(Stored data entries)
-- -- --
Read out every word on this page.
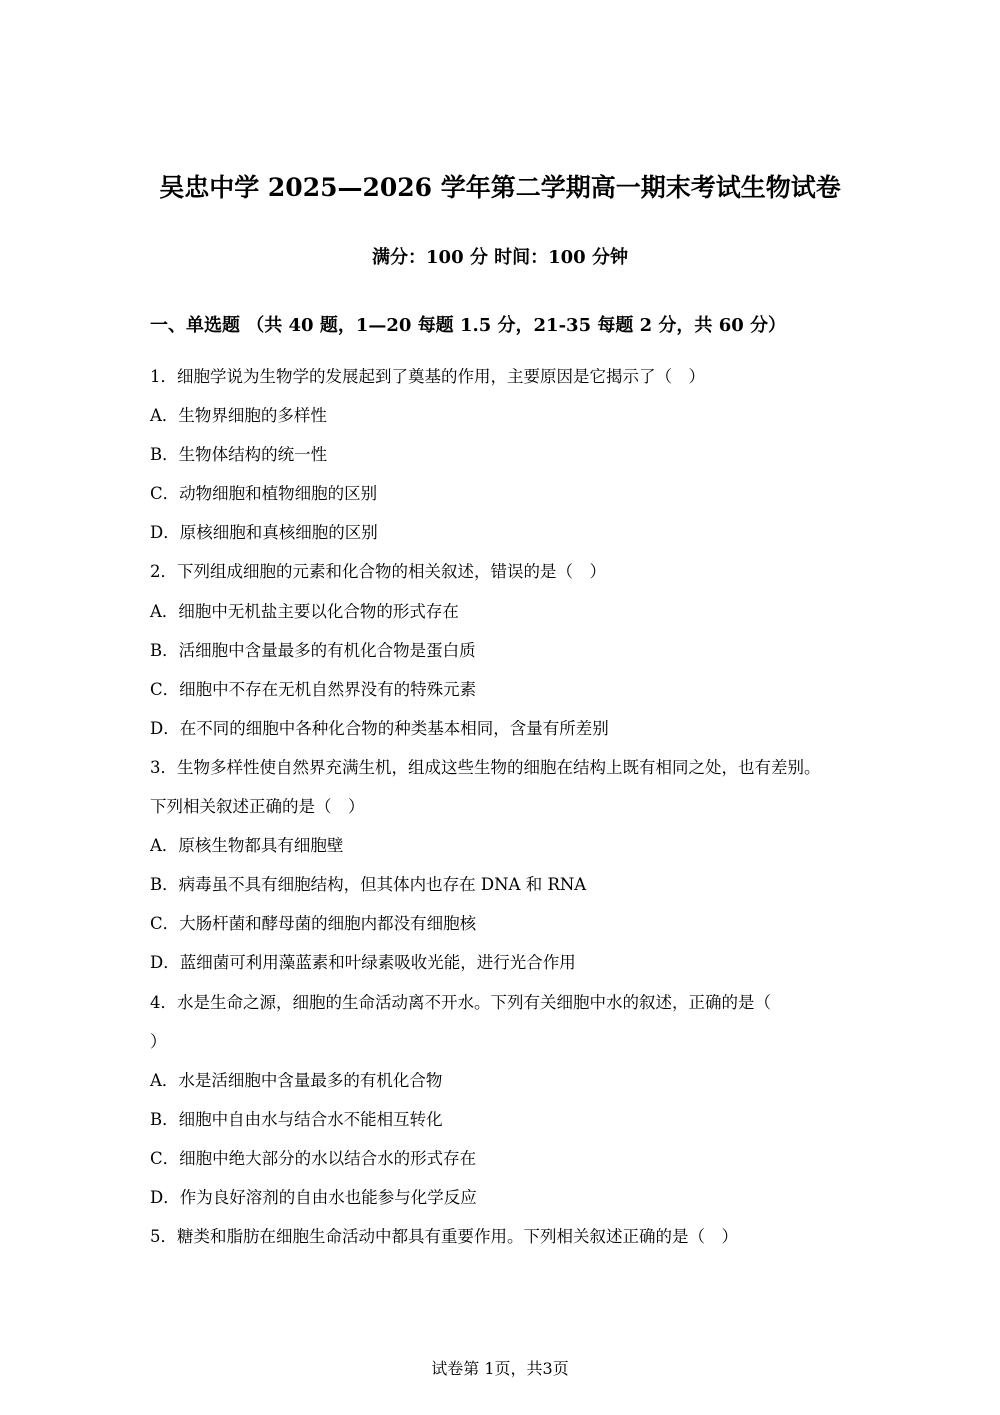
吴忠中学 2025—2026 学年第二学期高一期末考试生物试卷
满分：100 分 时间：100 分钟
一、单选题 （共 40 题，1—20 每题 1.5 分，21-35 每题 2 分，共 60 分）
1．细胞学说为生物学的发展起到了奠基的作用，主要原因是它揭示了（　）
A．生物界细胞的多样性
B．生物体结构的统一性
C．动物细胞和植物细胞的区别
D．原核细胞和真核细胞的区别
2．下列组成细胞的元素和化合物的相关叙述，错误的是（　）
A．细胞中无机盐主要以化合物的形式存在
B．活细胞中含量最多的有机化合物是蛋白质
C．细胞中不存在无机自然界没有的特殊元素
D．在不同的细胞中各种化合物的种类基本相同，含量有所差别
3．生物多样性使自然界充满生机，组成这些生物的细胞在结构上既有相同之处，也有差别。
下列相关叙述正确的是（　）
A．原核生物都具有细胞壁
B．病毒虽不具有细胞结构，但其体内也存在 DNA 和 RNA
C．大肠杆菌和酵母菌的细胞内都没有细胞核
D．蓝细菌可利用藻蓝素和叶绿素吸收光能，进行光合作用
4．水是生命之源，细胞的生命活动离不开水。下列有关细胞中水的叙述，正确的是（
）
A．水是活细胞中含量最多的有机化合物
B．细胞中自由水与结合水不能相互转化
C．细胞中绝大部分的水以结合水的形式存在
D．作为良好溶剂的自由水也能参与化学反应
5．糖类和脂肪在细胞生命活动中都具有重要作用。下列相关叙述正确的是（　）
试卷第 1页，共3页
-- -- --
**REQUEST**
Will you restate every entry word for word and omit the images?

**RESPONSE TO THIS EXERCISE**
Read out every word on this page.
吴忠中学 2025—2026 学年第二学期高一期末考试生物试卷
满分：100 分 时间：100 分钟
一、单选题 （共 40 题，1—20 每题 1.5 分，21-35 每题 2 分，共 60 分）
1．细胞学说为生物学的发展起到了奠基的作用，主要原因是它揭示了（　）
A．生物界细胞的多样性
B．生物体结构的统一性
C．动物细胞和植物细胞的区别
D．原核细胞和真核细胞的区别
2．下列组成细胞的元素和化合物的相关叙述，错误的是（　）
A．细胞中无机盐主要以化合物的形式存在
B．活细胞中含量最多的有机化合物是蛋白质
C．细胞中不存在无机自然界没有的特殊元素
D．在不同的细胞中各种化合物的种类基本相同，含量有所差别
3．生物多样性使自然界充满生机，组成这些生物的细胞在结构上既有相同之处，也有差别。
下列相关叙述正确的是（　）
A．原核生物都具有细胞壁
B．病毒虽不具有细胞结构，但其体内也存在 DNA 和 RNA
C．大肠杆菌和酵母菌的细胞内都没有细胞核
D．蓝细菌可利用藻蓝素和叶绿素吸收光能，进行光合作用
4．水是生命之源，细胞的生命活动离不开水。下列有关细胞中水的叙述，正确的是（
）
A．水是活细胞中含量最多的有机化合物
B．细胞中自由水与结合水不能相互转化
C．细胞中绝大部分的水以结合水的形式存在
D．作为良好溶剂的自由水也能参与化学反应
5．糖类和脂肪在细胞生命活动中都具有重要作用。下列相关叙述正确的是（　）
试卷第 1页，共3页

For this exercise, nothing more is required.